> _Data records_:
————————

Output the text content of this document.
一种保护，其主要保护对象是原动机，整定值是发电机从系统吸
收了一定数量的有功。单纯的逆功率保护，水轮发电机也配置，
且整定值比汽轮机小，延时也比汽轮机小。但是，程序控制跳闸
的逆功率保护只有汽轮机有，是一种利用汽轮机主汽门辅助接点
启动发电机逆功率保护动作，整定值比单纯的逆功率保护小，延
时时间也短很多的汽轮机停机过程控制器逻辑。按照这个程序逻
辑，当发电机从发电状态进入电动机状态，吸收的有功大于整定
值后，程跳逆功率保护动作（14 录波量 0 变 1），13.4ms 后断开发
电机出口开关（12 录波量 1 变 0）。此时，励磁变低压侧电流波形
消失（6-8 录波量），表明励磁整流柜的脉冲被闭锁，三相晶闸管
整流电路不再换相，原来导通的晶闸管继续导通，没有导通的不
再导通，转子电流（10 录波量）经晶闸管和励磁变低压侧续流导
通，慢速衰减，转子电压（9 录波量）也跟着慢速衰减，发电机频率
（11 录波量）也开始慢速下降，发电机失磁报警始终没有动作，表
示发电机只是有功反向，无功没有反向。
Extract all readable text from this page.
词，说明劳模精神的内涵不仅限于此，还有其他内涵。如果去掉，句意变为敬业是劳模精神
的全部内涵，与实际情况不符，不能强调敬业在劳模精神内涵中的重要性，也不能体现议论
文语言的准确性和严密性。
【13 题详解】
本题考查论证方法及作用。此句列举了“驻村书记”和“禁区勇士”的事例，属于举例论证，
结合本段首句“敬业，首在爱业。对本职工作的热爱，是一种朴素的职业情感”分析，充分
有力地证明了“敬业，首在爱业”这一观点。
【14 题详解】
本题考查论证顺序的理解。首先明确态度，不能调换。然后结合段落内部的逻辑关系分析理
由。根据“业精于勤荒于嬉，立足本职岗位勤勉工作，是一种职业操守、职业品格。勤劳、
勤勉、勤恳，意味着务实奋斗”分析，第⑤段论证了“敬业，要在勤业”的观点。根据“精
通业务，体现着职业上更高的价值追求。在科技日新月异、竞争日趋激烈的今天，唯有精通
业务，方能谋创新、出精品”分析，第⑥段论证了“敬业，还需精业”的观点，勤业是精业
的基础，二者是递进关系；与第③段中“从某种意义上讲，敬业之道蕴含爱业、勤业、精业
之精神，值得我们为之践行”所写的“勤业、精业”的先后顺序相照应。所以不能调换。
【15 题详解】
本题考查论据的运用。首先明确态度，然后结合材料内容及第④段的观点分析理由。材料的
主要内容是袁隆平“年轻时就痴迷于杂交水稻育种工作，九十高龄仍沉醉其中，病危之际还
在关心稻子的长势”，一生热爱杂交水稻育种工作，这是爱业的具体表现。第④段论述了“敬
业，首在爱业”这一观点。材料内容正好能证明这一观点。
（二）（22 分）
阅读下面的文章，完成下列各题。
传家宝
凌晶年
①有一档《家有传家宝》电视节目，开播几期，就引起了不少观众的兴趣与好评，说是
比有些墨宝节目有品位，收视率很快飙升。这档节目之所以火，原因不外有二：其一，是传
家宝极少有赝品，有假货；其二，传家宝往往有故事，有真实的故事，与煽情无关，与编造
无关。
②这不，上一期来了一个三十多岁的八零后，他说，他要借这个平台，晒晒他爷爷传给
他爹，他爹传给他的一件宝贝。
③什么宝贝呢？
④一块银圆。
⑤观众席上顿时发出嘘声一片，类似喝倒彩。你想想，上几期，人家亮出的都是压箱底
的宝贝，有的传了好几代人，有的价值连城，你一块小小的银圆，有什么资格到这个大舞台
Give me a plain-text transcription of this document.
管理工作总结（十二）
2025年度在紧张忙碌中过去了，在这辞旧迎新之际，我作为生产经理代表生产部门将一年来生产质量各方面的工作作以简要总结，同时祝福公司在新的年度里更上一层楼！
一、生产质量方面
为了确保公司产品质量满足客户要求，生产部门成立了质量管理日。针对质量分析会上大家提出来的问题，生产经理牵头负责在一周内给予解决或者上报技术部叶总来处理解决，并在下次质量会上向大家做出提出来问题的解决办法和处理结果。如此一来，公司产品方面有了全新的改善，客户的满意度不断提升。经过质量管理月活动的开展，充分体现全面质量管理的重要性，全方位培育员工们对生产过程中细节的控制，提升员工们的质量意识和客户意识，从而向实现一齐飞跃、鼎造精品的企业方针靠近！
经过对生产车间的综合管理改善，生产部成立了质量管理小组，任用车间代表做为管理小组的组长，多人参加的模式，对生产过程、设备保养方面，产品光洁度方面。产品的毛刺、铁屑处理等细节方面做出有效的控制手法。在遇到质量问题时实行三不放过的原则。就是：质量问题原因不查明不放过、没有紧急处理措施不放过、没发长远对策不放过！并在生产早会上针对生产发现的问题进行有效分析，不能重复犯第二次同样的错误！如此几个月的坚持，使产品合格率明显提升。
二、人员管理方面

————————

> _Task brief_:
Select all lines in the listing above where the word "首在爱业" appears, and show them.

> _Task result_:
结合本段首句“敬业，首在爱业。对本职工作的热爱，是一种朴素的职业情感”分析，充分
有力地证明了“敬业，首在爱业”这一观点。
业，首在爱业”这一观点。材料内容正好能证明这一观点。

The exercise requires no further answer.